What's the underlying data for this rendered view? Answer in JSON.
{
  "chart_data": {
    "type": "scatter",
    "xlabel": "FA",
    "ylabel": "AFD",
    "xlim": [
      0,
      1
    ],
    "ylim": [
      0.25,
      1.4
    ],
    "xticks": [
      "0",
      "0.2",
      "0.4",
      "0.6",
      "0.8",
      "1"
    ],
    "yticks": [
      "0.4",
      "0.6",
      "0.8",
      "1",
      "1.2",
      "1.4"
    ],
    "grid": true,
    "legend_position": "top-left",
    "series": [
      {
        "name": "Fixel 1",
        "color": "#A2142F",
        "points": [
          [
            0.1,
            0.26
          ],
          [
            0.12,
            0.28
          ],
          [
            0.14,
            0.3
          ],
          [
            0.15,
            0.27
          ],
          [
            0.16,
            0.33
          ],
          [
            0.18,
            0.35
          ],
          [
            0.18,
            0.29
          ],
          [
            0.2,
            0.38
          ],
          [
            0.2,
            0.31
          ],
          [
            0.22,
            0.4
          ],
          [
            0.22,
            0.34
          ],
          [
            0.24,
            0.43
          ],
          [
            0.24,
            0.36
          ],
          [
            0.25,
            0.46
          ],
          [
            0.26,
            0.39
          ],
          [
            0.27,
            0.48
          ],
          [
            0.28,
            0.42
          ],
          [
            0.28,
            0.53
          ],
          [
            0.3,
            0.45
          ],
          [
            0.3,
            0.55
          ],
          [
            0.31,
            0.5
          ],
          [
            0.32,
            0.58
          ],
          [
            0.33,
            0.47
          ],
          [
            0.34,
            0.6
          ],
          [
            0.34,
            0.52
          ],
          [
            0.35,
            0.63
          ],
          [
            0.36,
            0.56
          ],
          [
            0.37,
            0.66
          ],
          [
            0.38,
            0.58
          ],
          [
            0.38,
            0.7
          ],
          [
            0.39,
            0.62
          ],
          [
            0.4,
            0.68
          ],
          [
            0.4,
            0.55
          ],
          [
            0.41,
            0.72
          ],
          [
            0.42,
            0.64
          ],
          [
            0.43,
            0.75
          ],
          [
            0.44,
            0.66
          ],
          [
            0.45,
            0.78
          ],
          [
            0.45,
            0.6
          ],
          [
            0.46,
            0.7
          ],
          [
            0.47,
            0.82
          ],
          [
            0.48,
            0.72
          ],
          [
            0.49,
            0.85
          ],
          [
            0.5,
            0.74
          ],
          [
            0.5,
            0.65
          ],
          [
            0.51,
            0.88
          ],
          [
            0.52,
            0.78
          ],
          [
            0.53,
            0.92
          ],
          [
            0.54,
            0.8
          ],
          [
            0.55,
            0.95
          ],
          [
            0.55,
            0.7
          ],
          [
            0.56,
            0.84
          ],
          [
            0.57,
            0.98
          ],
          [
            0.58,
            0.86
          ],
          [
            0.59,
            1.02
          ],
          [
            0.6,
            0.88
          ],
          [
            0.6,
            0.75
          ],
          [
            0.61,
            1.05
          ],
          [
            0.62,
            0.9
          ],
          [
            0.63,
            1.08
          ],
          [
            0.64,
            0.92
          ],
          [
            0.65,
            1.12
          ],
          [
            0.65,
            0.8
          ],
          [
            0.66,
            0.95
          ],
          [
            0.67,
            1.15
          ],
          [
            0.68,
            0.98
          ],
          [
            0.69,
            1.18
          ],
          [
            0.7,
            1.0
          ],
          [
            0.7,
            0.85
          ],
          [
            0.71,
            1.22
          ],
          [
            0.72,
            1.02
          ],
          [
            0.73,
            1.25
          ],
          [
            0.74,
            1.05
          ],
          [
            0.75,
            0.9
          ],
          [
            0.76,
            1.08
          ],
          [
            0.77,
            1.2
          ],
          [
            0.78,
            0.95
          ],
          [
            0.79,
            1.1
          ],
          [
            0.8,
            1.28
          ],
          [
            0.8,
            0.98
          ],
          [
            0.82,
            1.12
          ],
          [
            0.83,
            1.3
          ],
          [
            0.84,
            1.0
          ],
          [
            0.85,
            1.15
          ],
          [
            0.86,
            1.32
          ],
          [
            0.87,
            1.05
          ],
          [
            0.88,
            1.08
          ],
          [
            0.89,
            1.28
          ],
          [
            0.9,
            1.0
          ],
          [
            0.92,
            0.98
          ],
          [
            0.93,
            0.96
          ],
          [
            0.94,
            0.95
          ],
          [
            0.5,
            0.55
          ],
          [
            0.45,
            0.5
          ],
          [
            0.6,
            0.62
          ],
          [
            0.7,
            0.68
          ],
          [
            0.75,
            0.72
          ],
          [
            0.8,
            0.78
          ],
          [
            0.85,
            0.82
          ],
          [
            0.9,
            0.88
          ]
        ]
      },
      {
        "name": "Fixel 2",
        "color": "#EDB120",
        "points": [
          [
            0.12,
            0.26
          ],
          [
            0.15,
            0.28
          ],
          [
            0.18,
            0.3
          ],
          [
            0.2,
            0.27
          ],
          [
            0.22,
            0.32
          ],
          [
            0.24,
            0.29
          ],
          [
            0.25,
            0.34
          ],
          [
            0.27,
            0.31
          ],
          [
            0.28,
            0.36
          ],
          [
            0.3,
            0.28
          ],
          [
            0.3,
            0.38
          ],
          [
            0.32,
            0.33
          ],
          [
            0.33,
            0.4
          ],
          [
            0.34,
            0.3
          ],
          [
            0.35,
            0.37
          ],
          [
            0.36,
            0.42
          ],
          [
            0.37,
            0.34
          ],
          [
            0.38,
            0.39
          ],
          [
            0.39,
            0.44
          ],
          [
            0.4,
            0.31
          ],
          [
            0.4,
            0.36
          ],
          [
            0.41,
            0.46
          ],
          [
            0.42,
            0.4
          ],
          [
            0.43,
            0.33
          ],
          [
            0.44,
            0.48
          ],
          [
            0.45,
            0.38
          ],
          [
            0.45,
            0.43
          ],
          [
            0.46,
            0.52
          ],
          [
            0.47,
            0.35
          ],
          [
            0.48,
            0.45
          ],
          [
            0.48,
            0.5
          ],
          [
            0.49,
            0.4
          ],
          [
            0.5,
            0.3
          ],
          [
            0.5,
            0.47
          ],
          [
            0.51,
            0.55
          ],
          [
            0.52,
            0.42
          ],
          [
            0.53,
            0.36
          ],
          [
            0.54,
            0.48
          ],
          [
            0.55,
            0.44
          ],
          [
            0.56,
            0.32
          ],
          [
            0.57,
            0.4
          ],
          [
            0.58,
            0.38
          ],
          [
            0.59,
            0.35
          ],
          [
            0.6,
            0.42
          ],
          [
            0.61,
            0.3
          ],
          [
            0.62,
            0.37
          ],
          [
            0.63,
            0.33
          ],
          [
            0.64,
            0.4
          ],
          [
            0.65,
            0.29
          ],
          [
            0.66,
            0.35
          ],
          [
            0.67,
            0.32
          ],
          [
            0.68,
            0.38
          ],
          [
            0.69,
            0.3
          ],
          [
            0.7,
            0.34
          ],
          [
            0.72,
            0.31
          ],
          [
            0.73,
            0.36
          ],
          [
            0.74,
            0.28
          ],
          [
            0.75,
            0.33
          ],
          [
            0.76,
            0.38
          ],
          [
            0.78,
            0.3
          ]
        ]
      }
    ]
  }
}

-.-.-

Retype the records above exactly.

▸ **TASK RESPONSE**
What's the underlying data for this rendered view? Answer in JSON.
{
  "chart_data": {
    "type": "scatter",
    "xlabel": "FA",
    "ylabel": "AFD",
    "xlim": [
      0,
      1
    ],
    "ylim": [
      0.25,
      1.4
    ],
    "xticks": [
      "0",
      "0.2",
      "0.4",
      "0.6",
      "0.8",
      "1"
    ],
    "yticks": [
      "0.4",
      "0.6",
      "0.8",
      "1",
      "1.2",
      "1.4"
    ],
    "grid": true,
    "legend_position": "top-left",
    "series": [
      {
        "name": "Fixel 1",
        "color": "#A2142F",
        "points": [
          [
            0.1,
            0.26
          ],
          [
            0.12,
            0.28
          ],
          [
            0.14,
            0.3
          ],
          [
            0.15,
            0.27
          ],
          [
            0.16,
            0.33
          ],
          [
            0.18,
            0.35
          ],
          [
            0.18,
            0.29
          ],
          [
            0.2,
            0.38
          ],
          [
            0.2,
            0.31
          ],
          [
            0.22,
            0.4
          ],
          [
            0.22,
            0.34
          ],
          [
            0.24,
            0.43
          ],
          [
            0.24,
            0.36
          ],
          [
            0.25,
            0.46
          ],
          [
            0.26,
            0.39
          ],
          [
            0.27,
            0.48
          ],
          [
            0.28,
            0.42
          ],
          [
            0.28,
            0.53
          ],
          [
            0.3,
            0.45
          ],
          [
            0.3,
            0.55
          ],
          [
            0.31,
            0.5
          ],
          [
            0.32,
            0.58
          ],
          [
            0.33,
            0.47
          ],
          [
            0.34,
            0.6
          ],
          [
            0.34,
            0.52
          ],
          [
            0.35,
            0.63
          ],
          [
            0.36,
            0.56
          ],
          [
            0.37,
            0.66
          ],
          [
            0.38,
            0.58
          ],
          [
            0.38,
            0.7
          ],
          [
            0.39,
            0.62
          ],
          [
            0.4,
            0.68
          ],
          [
            0.4,
            0.55
          ],
          [
            0.41,
            0.72
          ],
          [
            0.42,
            0.64
          ],
          [
            0.43,
            0.75
          ],
          [
            0.44,
            0.66
          ],
          [
            0.45,
            0.78
          ],
          [
            0.45,
            0.6
          ],
          [
            0.46,
            0.7
          ],
          [
            0.47,
            0.82
          ],
          [
            0.48,
            0.72
          ],
          [
            0.49,
            0.85
          ],
          [
            0.5,
            0.74
          ],
          [
            0.5,
            0.65
          ],
          [
            0.51,
            0.88
          ],
          [
            0.52,
            0.78
          ],
          [
            0.53,
            0.92
          ],
          [
            0.54,
            0.8
          ],
          [
            0.55,
            0.95
          ],
          [
            0.55,
            0.7
          ],
          [
            0.56,
            0.84
          ],
          [
            0.57,
            0.98
          ],
          [
            0.58,
            0.86
          ],
          [
            0.59,
            1.02
          ],
          [
            0.6,
            0.88
          ],
          [
            0.6,
            0.75
          ],
          [
            0.61,
            1.05
          ],
          [
            0.62,
            0.9
          ],
          [
            0.63,
            1.08
          ],
          [
            0.64,
            0.92
          ],
          [
            0.65,
            1.12
          ],
          [
            0.65,
            0.8
          ],
          [
            0.66,
            0.95
          ],
          [
            0.67,
            1.15
          ],
          [
            0.68,
            0.98
          ],
          [
            0.69,
            1.18
          ],
          [
            0.7,
            1.0
          ],
          [
            0.7,
            0.85
          ],
          [
            0.71,
            1.22
          ],
          [
            0.72,
            1.02
          ],
          [
            0.73,
            1.25
          ],
          [
            0.74,
            1.05
          ],
          [
            0.75,
            0.9
          ],
          [
            0.76,
            1.08
          ],
          [
            0.77,
            1.2
          ],
          [
            0.78,
            0.95
          ],
          [
            0.79,
            1.1
          ],
          [
            0.8,
            1.28
          ],
          [
            0.8,
            0.98
          ],
          [
            0.82,
            1.12
          ],
          [
            0.83,
            1.3
          ],
          [
            0.84,
            1.0
          ],
          [
            0.85,
            1.15
          ],
          [
            0.86,
            1.32
          ],
          [
            0.87,
            1.05
          ],
          [
            0.88,
            1.08
          ],
          [
            0.89,
            1.28
          ],
          [
            0.9,
            1.0
          ],
          [
            0.92,
            0.98
          ],
          [
            0.93,
            0.96
          ],
          [
            0.94,
            0.95
          ],
          [
            0.5,
            0.55
          ],
          [
            0.45,
            0.5
          ],
          [
            0.6,
            0.62
          ],
          [
            0.7,
            0.68
          ],
          [
            0.75,
            0.72
          ],
          [
            0.8,
            0.78
          ],
          [
            0.85,
            0.82
          ],
          [
            0.9,
            0.88
          ]
        ]
      },
      {
        "name": "Fixel 2",
        "color": "#EDB120",
        "points": [
          [
            0.12,
            0.26
          ],
          [
            0.15,
            0.28
          ],
          [
            0.18,
            0.3
          ],
          [
            0.2,
            0.27
          ],
          [
            0.22,
            0.32
          ],
          [
            0.24,
            0.29
          ],
          [
            0.25,
            0.34
          ],
          [
            0.27,
            0.31
          ],
          [
            0.28,
            0.36
          ],
          [
            0.3,
            0.28
          ],
          [
            0.3,
            0.38
          ],
          [
            0.32,
            0.33
          ],
          [
            0.33,
            0.4
          ],
          [
            0.34,
            0.3
          ],
          [
            0.35,
            0.37
          ],
          [
            0.36,
            0.42
          ],
          [
            0.37,
            0.34
          ],
          [
            0.38,
            0.39
          ],
          [
            0.39,
            0.44
          ],
          [
            0.4,
            0.31
          ],
          [
            0.4,
            0.36
          ],
          [
            0.41,
            0.46
          ],
          [
            0.42,
            0.4
          ],
          [
            0.43,
            0.33
          ],
          [
            0.44,
            0.48
          ],
          [
            0.45,
            0.38
          ],
          [
            0.45,
            0.43
          ],
          [
            0.46,
            0.52
          ],
          [
            0.47,
            0.35
          ],
          [
            0.48,
            0.45
          ],
          [
            0.48,
            0.5
          ],
          [
            0.49,
            0.4
          ],
          [
            0.5,
            0.3
          ],
          [
            0.5,
            0.47
          ],
          [
            0.51,
            0.55
          ],
          [
            0.52,
            0.42
          ],
          [
            0.53,
            0.36
          ],
          [
            0.54,
            0.48
          ],
          [
            0.55,
            0.44
          ],
          [
            0.56,
            0.32
          ],
          [
            0.57,
            0.4
          ],
          [
            0.58,
            0.38
          ],
          [
            0.59,
            0.35
          ],
          [
            0.6,
            0.42
          ],
          [
            0.61,
            0.3
          ],
          [
            0.62,
            0.37
          ],
          [
            0.63,
            0.33
          ],
          [
            0.64,
            0.4
          ],
          [
            0.65,
            0.29
          ],
          [
            0.66,
            0.35
          ],
          [
            0.67,
            0.32
          ],
          [
            0.68,
            0.38
          ],
          [
            0.69,
            0.3
          ],
          [
            0.7,
            0.34
          ],
          [
            0.72,
            0.31
          ],
          [
            0.73,
            0.36
          ],
          [
            0.74,
            0.28
          ],
          [
            0.75,
            0.33
          ],
          [
            0.76,
            0.38
          ],
          [
            0.78,
            0.3
          ]
        ]
      }
    ]
  }
}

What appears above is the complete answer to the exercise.